:: Exercise aim ::
The records should be repeated word for word, pictures excluded.

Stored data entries
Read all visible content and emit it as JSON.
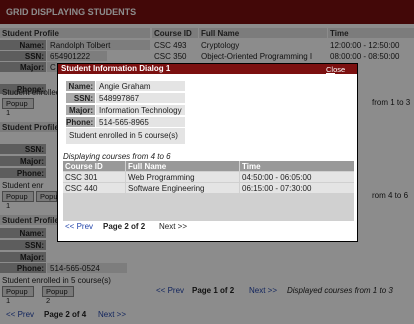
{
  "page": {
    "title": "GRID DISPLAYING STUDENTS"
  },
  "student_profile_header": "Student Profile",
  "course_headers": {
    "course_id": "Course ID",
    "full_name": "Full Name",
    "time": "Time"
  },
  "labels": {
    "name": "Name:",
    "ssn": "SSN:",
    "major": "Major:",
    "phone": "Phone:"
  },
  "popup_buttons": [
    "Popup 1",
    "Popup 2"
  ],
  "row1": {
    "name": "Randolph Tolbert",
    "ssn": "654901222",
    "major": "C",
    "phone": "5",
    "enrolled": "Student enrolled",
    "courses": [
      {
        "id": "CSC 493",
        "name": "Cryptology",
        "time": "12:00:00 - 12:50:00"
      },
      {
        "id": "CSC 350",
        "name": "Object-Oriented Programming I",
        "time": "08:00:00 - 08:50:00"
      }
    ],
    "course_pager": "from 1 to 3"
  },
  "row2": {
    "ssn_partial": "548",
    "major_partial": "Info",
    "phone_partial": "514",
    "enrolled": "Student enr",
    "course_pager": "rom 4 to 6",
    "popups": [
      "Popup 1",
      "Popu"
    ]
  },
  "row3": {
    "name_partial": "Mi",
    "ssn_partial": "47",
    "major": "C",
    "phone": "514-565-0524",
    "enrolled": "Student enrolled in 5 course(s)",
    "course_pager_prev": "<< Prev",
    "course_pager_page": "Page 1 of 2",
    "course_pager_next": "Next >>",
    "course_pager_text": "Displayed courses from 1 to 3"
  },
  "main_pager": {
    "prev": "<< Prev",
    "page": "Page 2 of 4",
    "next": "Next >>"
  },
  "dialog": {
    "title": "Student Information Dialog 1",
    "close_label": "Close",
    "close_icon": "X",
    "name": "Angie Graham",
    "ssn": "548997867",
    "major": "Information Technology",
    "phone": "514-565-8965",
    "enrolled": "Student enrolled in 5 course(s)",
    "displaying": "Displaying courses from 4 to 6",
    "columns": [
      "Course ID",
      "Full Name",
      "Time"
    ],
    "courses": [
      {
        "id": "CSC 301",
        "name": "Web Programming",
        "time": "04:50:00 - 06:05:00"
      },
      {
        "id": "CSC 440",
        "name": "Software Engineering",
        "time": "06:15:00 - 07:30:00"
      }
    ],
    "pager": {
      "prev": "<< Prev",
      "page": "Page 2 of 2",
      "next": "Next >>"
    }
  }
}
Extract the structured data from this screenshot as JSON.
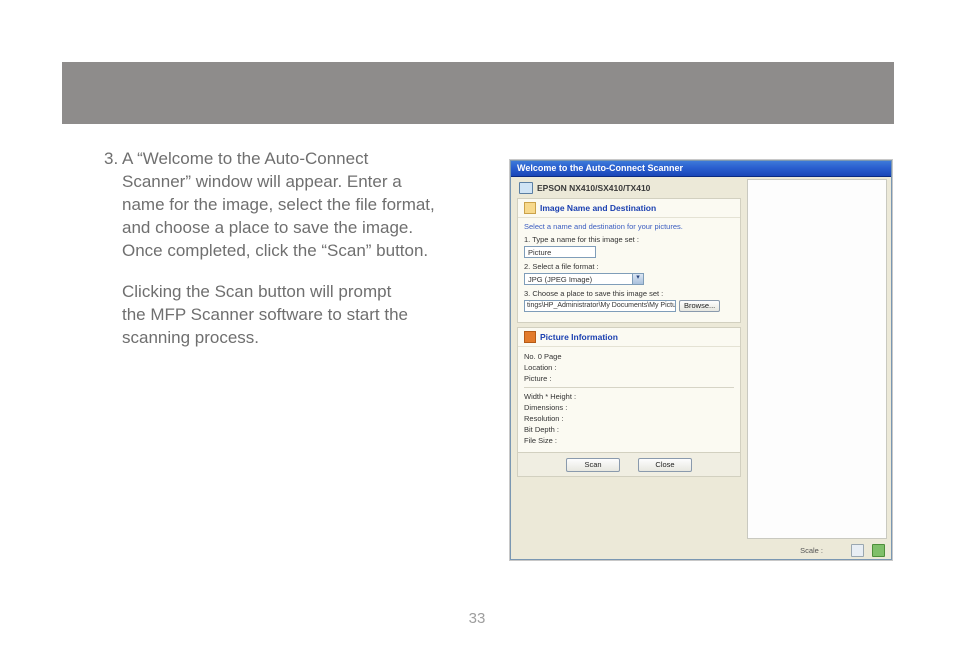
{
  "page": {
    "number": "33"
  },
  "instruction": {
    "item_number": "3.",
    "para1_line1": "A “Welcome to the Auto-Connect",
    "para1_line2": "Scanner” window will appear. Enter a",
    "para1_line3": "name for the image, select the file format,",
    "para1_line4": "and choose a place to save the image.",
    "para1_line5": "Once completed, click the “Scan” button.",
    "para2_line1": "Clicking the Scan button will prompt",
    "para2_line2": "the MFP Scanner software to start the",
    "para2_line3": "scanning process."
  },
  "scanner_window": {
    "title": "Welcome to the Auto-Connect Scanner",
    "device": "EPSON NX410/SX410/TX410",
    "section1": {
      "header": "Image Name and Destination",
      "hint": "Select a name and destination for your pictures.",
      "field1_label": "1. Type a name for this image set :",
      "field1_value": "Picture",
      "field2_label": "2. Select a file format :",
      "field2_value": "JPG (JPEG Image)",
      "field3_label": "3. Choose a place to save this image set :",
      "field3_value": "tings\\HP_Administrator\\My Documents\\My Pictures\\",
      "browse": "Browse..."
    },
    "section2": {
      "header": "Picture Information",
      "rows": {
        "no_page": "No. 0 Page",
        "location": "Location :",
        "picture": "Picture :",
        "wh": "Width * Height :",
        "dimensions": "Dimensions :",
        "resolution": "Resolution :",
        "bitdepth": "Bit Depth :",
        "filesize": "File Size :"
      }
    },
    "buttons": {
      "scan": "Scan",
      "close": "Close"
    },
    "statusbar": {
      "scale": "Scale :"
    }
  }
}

:: Solved problem ::
Read all visible content and emit it as JSON.
{
  "page": {
    "title": "GRID DISPLAYING STUDENTS"
  },
  "student_profile_header": "Student Profile",
  "course_headers": {
    "course_id": "Course ID",
    "full_name": "Full Name",
    "time": "Time"
  },
  "labels": {
    "name": "Name:",
    "ssn": "SSN:",
    "major": "Major:",
    "phone": "Phone:"
  },
  "popup_buttons": [
    "Popup 1",
    "Popup 2"
  ],
  "row1": {
    "name": "Randolph Tolbert",
    "ssn": "654901222",
    "major": "C",
    "phone": "5",
    "enrolled": "Student enrolled",
    "courses": [
      {
        "id": "CSC 493",
        "name": "Cryptology",
        "time": "12:00:00 - 12:50:00"
      },
      {
        "id": "CSC 350",
        "name": "Object-Oriented Programming I",
        "time": "08:00:00 - 08:50:00"
      }
    ],
    "course_pager": "from 1 to 3"
  },
  "row2": {
    "ssn_partial": "548",
    "major_partial": "Info",
    "phone_partial": "514",
    "enrolled": "Student enr",
    "course_pager": "rom 4 to 6",
    "popups": [
      "Popup 1",
      "Popu"
    ]
  },
  "row3": {
    "name_partial": "Mi",
    "ssn_partial": "47",
    "major": "C",
    "phone": "514-565-0524",
    "enrolled": "Student enrolled in 5 course(s)",
    "course_pager_prev": "<< Prev",
    "course_pager_page": "Page 1 of 2",
    "course_pager_next": "Next >>",
    "course_pager_text": "Displayed courses from 1 to 3"
  },
  "main_pager": {
    "prev": "<< Prev",
    "page": "Page 2 of 4",
    "next": "Next >>"
  },
  "dialog": {
    "title": "Student Information Dialog 1",
    "close_label": "Close",
    "close_icon": "X",
    "name": "Angie Graham",
    "ssn": "548997867",
    "major": "Information Technology",
    "phone": "514-565-8965",
    "enrolled": "Student enrolled in 5 course(s)",
    "displaying": "Displaying courses from 4 to 6",
    "columns": [
      "Course ID",
      "Full Name",
      "Time"
    ],
    "courses": [
      {
        "id": "CSC 301",
        "name": "Web Programming",
        "time": "04:50:00 - 06:05:00"
      },
      {
        "id": "CSC 440",
        "name": "Software Engineering",
        "time": "06:15:00 - 07:30:00"
      }
    ],
    "pager": {
      "prev": "<< Prev",
      "page": "Page 2 of 2",
      "next": "Next >>"
    }
  }
}
Extract the structured data from this screenshot as JSON.
{
  "page": {
    "number": "33"
  },
  "instruction": {
    "item_number": "3.",
    "para1_line1": "A “Welcome to the Auto-Connect",
    "para1_line2": "Scanner” window will appear. Enter a",
    "para1_line3": "name for the image, select the file format,",
    "para1_line4": "and choose a place to save the image.",
    "para1_line5": "Once completed, click the “Scan” button.",
    "para2_line1": "Clicking the Scan button will prompt",
    "para2_line2": "the MFP Scanner software to start the",
    "para2_line3": "scanning process."
  },
  "scanner_window": {
    "title": "Welcome to the Auto-Connect Scanner",
    "device": "EPSON NX410/SX410/TX410",
    "section1": {
      "header": "Image Name and Destination",
      "hint": "Select a name and destination for your pictures.",
      "field1_label": "1. Type a name for this image set :",
      "field1_value": "Picture",
      "field2_label": "2. Select a file format :",
      "field2_value": "JPG (JPEG Image)",
      "field3_label": "3. Choose a place to save this image set :",
      "field3_value": "tings\\HP_Administrator\\My Documents\\My Pictures\\",
      "browse": "Browse..."
    },
    "section2": {
      "header": "Picture Information",
      "rows": {
        "no_page": "No. 0 Page",
        "location": "Location :",
        "picture": "Picture :",
        "wh": "Width * Height :",
        "dimensions": "Dimensions :",
        "resolution": "Resolution :",
        "bitdepth": "Bit Depth :",
        "filesize": "File Size :"
      }
    },
    "buttons": {
      "scan": "Scan",
      "close": "Close"
    },
    "statusbar": {
      "scale": "Scale :"
    }
  }
}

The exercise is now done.